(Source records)

►

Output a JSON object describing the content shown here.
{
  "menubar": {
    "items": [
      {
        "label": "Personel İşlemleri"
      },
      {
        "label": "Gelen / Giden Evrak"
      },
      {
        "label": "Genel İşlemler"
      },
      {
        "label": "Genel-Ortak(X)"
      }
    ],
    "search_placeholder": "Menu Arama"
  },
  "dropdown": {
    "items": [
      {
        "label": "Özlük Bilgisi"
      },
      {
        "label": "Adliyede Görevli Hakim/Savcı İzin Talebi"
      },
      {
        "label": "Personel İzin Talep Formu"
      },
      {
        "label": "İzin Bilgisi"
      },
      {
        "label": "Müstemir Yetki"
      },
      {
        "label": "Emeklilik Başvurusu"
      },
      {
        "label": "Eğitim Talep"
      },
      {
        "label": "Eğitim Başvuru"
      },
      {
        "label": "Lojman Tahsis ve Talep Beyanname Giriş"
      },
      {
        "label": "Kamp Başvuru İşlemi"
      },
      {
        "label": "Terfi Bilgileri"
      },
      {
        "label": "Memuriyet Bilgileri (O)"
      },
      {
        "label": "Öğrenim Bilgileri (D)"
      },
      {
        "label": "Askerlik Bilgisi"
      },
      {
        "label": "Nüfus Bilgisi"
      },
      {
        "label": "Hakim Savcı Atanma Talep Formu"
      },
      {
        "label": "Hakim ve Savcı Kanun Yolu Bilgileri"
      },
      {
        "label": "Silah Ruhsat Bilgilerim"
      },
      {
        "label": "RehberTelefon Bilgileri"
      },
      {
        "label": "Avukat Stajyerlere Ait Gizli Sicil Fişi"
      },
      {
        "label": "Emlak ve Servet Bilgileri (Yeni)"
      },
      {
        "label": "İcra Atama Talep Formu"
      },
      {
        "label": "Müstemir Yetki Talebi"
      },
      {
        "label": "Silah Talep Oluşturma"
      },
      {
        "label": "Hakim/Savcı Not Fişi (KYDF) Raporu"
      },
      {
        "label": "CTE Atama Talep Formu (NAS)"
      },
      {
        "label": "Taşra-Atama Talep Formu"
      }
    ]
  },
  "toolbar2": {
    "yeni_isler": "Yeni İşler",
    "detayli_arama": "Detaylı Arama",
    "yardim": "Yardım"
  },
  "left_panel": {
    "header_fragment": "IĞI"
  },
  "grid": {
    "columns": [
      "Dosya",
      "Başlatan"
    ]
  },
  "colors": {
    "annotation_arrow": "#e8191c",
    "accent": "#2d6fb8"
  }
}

◄

Task prompt:
Return all lines containing "Eğitim".

Result below:
        "label": "Eğitim Talep"
        "label": "Eğitim Başvuru"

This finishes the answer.